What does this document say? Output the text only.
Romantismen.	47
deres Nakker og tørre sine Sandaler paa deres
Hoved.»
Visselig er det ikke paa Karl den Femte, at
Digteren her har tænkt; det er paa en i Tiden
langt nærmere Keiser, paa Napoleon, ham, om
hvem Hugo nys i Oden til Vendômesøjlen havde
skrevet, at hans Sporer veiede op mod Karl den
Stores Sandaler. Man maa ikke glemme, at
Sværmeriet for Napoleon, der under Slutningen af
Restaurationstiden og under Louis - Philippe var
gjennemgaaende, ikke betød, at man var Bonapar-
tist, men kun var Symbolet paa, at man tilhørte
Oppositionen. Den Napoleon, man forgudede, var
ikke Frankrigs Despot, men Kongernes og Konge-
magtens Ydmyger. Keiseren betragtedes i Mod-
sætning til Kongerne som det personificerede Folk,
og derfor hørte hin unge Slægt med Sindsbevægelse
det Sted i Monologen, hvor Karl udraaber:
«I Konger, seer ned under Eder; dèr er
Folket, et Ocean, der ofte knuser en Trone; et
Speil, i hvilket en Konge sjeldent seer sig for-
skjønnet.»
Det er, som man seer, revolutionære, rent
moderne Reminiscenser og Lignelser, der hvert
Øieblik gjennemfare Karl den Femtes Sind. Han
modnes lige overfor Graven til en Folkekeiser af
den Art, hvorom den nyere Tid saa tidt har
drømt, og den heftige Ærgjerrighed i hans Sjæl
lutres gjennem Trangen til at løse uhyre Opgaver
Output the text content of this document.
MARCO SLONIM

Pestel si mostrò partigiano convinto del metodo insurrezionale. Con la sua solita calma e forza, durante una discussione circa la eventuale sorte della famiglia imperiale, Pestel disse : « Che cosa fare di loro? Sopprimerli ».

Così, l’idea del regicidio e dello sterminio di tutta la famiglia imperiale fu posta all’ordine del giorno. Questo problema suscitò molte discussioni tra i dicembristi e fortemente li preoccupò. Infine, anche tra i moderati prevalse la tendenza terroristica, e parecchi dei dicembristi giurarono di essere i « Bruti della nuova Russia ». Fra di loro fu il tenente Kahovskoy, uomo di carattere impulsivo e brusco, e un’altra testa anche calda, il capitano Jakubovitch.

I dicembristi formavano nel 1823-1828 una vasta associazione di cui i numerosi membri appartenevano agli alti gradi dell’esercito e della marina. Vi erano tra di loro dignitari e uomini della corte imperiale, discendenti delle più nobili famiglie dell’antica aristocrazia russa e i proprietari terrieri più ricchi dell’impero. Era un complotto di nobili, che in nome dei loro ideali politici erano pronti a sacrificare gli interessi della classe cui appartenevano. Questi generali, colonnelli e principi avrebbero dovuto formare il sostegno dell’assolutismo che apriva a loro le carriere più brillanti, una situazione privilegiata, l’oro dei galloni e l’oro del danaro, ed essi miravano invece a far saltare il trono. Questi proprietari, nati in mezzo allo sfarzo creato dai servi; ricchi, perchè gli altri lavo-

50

·····

§ **WHAT IS REQUIRED**
Return the lines above exactly, keeping every word.

§ **OUTPUT FOR THIS TASK**
What does this document say? Output the text only.
Romantismen.	47
deres Nakker og tørre sine Sandaler paa deres
Hoved.»
Visselig er det ikke paa Karl den Femte, at
Digteren her har tænkt; det er paa en i Tiden
langt nærmere Keiser, paa Napoleon, ham, om
hvem Hugo nys i Oden til Vendômesøjlen havde
skrevet, at hans Sporer veiede op mod Karl den
Stores Sandaler. Man maa ikke glemme, at
Sværmeriet for Napoleon, der under Slutningen af
Restaurationstiden og under Louis - Philippe var
gjennemgaaende, ikke betød, at man var Bonapar-
tist, men kun var Symbolet paa, at man tilhørte
Oppositionen. Den Napoleon, man forgudede, var
ikke Frankrigs Despot, men Kongernes og Konge-
magtens Ydmyger. Keiseren betragtedes i Mod-
sætning til Kongerne som det personificerede Folk,
og derfor hørte hin unge Slægt med Sindsbevægelse
det Sted i Monologen, hvor Karl udraaber:
«I Konger, seer ned under Eder; dèr er
Folket, et Ocean, der ofte knuser en Trone; et
Speil, i hvilket en Konge sjeldent seer sig for-
skjønnet.»
Det er, som man seer, revolutionære, rent
moderne Reminiscenser og Lignelser, der hvert
Øieblik gjennemfare Karl den Femtes Sind. Han
modnes lige overfor Graven til en Folkekeiser af
den Art, hvorom den nyere Tid saa tidt har
drømt, og den heftige Ærgjerrighed i hans Sjæl
lutres gjennem Trangen til at løse uhyre Opgaver
Output the text content of this document.
MARCO SLONIM

Pestel si mostrò partigiano convinto del metodo insurrezionale. Con la sua solita calma e forza, durante una discussione circa la eventuale sorte della famiglia imperiale, Pestel disse : « Che cosa fare di loro? Sopprimerli ».

Così, l’idea del regicidio e dello sterminio di tutta la famiglia imperiale fu posta all’ordine del giorno. Questo problema suscitò molte discussioni tra i dicembristi e fortemente li preoccupò. Infine, anche tra i moderati prevalse la tendenza terroristica, e parecchi dei dicembristi giurarono di essere i « Bruti della nuova Russia ». Fra di loro fu il tenente Kahovskoy, uomo di carattere impulsivo e brusco, e un’altra testa anche calda, il capitano Jakubovitch.

I dicembristi formavano nel 1823-1828 una vasta associazione di cui i numerosi membri appartenevano agli alti gradi dell’esercito e della marina. Vi erano tra di loro dignitari e uomini della corte imperiale, discendenti delle più nobili famiglie dell’antica aristocrazia russa e i proprietari terrieri più ricchi dell’impero. Era un complotto di nobili, che in nome dei loro ideali politici erano pronti a sacrificare gli interessi della classe cui appartenevano. Questi generali, colonnelli e principi avrebbero dovuto formare il sostegno dell’assolutismo che apriva a loro le carriere più brillanti, una situazione privilegiata, l’oro dei galloni e l’oro del danaro, ed essi miravano invece a far saltare il trono. Questi proprietari, nati in mezzo allo sfarzo creato dai servi; ricchi, perchè gli altri lavo-

50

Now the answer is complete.